** BEGIN Exercise inputs **

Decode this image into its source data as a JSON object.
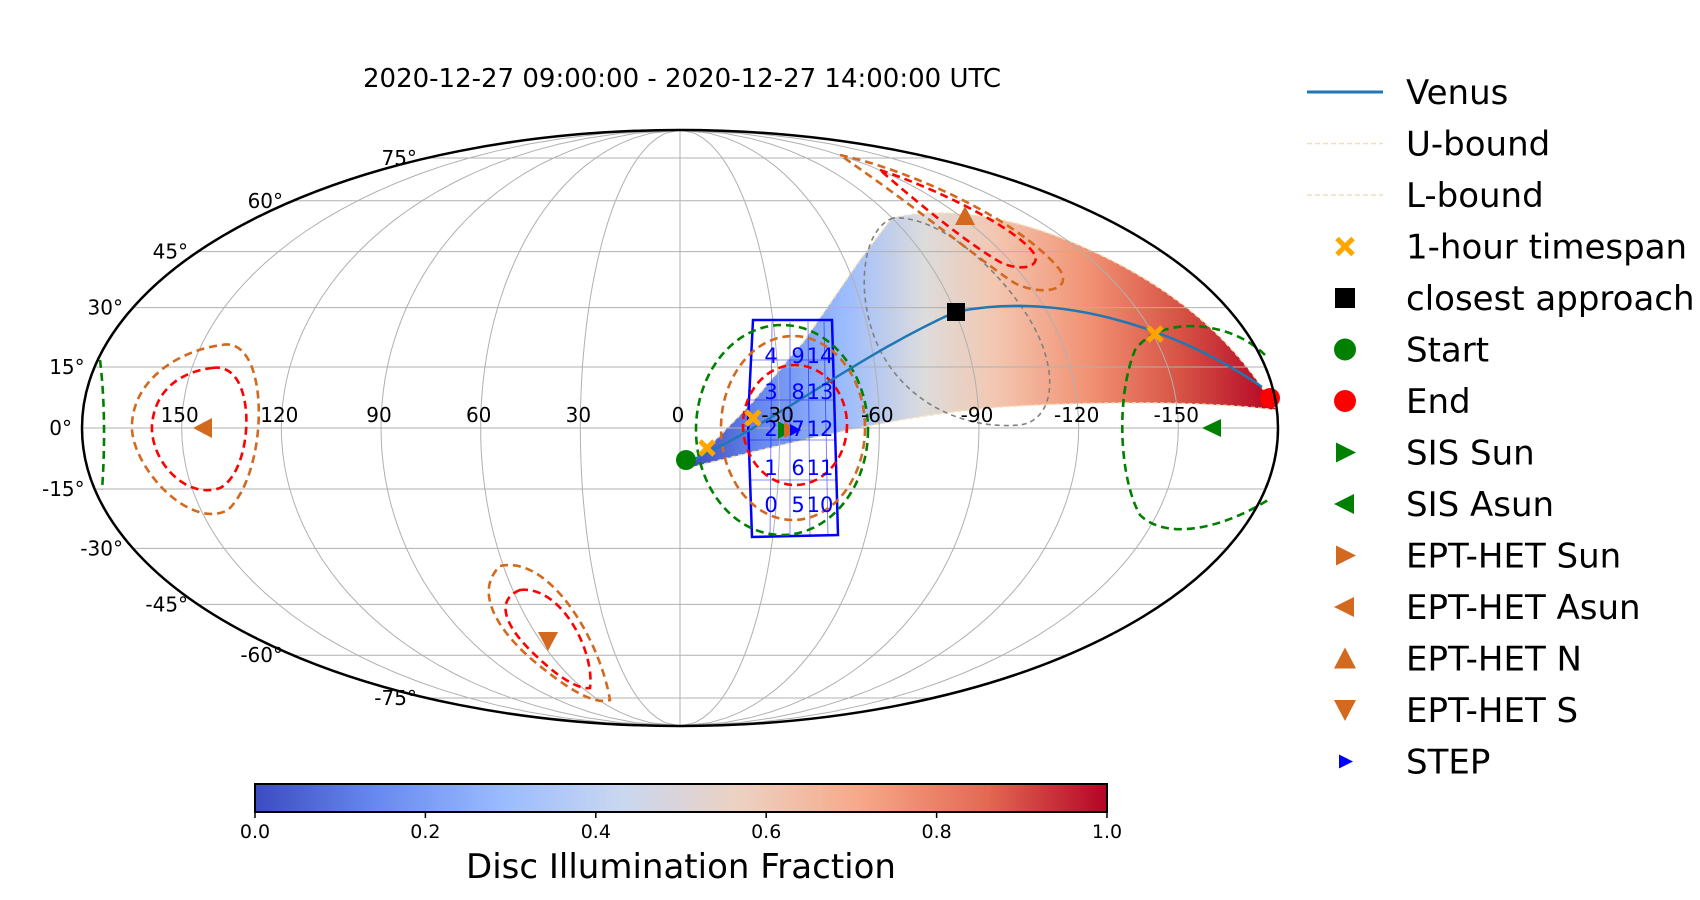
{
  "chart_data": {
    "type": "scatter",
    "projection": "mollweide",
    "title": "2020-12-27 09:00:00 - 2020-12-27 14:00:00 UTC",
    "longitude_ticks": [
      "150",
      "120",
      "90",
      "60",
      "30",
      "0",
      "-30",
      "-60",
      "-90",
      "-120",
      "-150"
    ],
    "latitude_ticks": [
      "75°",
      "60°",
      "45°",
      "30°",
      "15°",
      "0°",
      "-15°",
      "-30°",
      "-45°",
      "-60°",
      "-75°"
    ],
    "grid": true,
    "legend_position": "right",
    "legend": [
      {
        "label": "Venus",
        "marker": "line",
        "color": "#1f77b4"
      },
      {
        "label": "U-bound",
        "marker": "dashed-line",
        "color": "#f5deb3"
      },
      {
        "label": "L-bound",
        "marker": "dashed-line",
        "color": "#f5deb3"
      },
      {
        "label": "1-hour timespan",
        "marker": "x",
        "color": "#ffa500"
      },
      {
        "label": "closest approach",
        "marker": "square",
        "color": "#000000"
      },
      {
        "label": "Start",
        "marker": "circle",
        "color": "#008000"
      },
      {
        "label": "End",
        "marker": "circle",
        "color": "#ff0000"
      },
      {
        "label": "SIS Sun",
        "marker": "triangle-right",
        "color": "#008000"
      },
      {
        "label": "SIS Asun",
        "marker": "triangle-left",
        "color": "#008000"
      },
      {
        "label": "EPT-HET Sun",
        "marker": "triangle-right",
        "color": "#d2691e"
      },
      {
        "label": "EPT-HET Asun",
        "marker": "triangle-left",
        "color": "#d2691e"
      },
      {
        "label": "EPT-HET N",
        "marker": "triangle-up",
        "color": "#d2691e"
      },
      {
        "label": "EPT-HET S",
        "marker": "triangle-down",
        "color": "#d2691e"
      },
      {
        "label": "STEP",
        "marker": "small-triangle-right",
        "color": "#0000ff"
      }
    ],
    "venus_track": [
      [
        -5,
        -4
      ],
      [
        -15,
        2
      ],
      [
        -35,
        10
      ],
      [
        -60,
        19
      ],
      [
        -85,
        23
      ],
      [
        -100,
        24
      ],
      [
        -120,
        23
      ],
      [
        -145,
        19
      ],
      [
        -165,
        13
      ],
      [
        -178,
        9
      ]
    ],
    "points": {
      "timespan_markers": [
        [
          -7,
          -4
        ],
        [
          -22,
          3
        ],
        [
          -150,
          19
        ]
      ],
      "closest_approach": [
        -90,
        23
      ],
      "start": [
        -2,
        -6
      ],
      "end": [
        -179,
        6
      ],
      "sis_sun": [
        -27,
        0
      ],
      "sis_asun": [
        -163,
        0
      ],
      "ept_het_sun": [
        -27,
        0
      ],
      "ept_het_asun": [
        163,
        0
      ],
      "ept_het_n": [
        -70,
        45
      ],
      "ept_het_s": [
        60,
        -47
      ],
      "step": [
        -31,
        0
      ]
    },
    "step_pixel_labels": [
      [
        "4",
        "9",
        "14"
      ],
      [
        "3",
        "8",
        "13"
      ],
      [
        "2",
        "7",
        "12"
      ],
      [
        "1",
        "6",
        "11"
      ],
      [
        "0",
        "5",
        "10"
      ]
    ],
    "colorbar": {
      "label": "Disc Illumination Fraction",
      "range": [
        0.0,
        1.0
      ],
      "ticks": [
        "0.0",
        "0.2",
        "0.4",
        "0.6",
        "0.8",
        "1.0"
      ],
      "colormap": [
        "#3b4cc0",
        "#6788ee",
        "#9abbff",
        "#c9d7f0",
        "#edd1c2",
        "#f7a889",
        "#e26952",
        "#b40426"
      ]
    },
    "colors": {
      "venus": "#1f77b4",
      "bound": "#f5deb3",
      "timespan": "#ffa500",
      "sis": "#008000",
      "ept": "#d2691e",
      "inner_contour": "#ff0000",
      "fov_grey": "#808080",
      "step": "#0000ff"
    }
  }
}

** END Exercise inputs **
** BEGIN Exercise inputs **

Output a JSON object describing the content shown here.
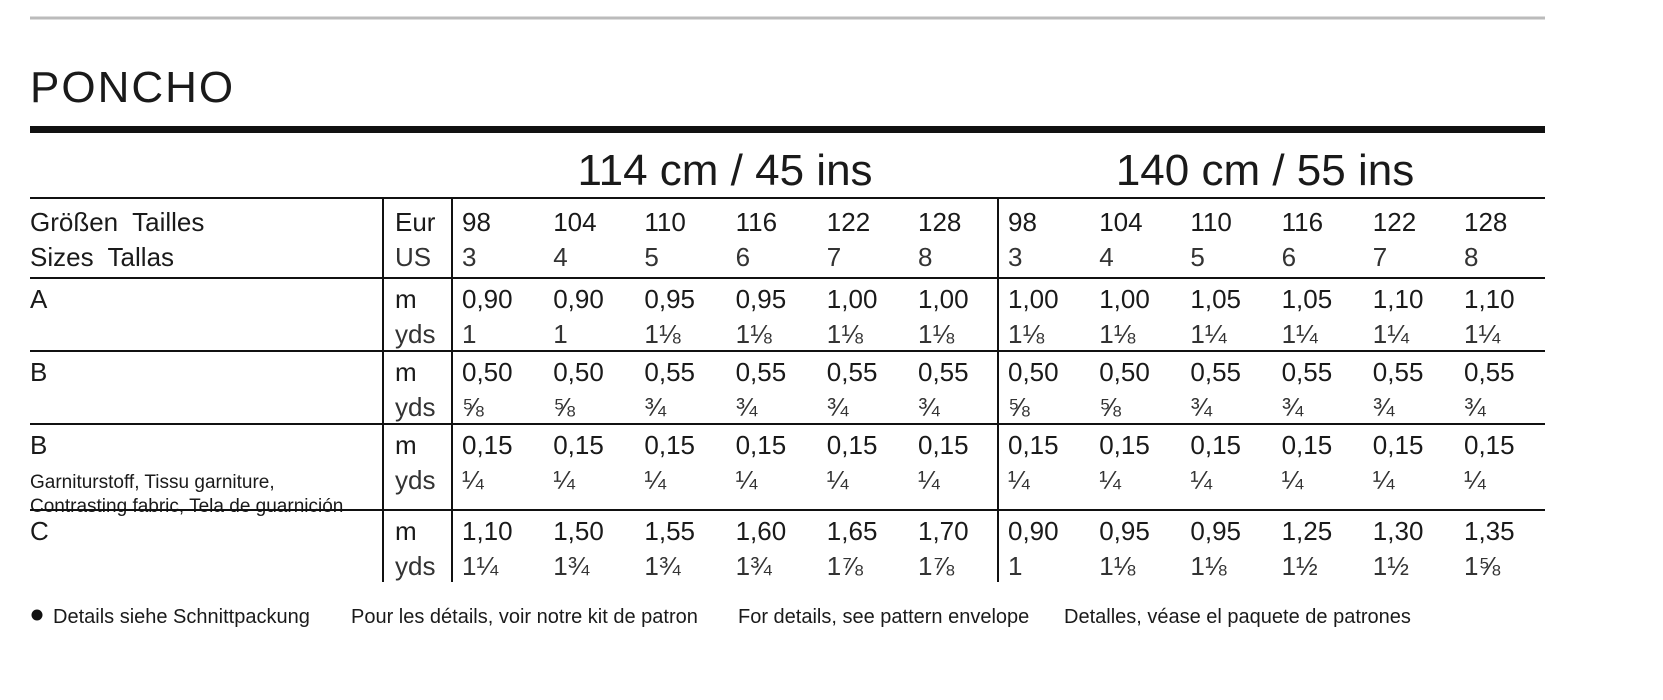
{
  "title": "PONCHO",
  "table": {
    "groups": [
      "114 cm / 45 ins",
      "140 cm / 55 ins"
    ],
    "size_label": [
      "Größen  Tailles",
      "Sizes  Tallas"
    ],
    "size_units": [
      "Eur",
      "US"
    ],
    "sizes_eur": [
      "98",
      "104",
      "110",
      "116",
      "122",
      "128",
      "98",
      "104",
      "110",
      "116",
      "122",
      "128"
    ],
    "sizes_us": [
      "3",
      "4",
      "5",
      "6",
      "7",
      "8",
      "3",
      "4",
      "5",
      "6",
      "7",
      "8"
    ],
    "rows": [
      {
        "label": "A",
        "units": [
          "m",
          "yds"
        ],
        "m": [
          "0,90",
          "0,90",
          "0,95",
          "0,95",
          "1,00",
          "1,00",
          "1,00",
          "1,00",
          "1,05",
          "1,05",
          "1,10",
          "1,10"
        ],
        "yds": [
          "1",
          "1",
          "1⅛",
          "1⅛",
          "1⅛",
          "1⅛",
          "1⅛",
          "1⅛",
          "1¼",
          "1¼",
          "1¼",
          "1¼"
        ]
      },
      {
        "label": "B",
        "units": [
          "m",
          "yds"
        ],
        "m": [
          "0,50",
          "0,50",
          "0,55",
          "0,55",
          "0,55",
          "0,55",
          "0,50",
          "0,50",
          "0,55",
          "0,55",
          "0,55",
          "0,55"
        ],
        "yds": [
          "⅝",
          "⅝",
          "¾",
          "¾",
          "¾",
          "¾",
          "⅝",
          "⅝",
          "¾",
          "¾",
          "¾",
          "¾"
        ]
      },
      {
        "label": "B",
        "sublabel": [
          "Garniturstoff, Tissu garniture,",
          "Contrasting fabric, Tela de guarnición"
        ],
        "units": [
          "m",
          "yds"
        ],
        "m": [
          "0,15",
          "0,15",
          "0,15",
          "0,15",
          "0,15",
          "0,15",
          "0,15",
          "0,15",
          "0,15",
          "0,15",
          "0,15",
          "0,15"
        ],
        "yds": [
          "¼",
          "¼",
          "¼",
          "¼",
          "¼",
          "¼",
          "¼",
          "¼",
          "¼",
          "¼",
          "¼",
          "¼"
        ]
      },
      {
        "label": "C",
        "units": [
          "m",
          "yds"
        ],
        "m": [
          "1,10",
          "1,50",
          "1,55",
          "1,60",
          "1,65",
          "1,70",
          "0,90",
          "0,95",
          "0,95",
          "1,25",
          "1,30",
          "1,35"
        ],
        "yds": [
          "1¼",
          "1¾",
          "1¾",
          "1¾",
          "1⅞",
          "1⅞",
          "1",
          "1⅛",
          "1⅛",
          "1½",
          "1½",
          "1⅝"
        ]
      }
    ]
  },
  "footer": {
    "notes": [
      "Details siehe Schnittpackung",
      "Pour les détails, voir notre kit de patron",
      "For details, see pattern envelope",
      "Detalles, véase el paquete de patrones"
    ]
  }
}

** END Exercise inputs **

= What you have to do =
Track down every line with the word "JSON" and copy it.

= The response =
Decode this image into its source data as a JSON object.
Output a JSON object describing the content shown here.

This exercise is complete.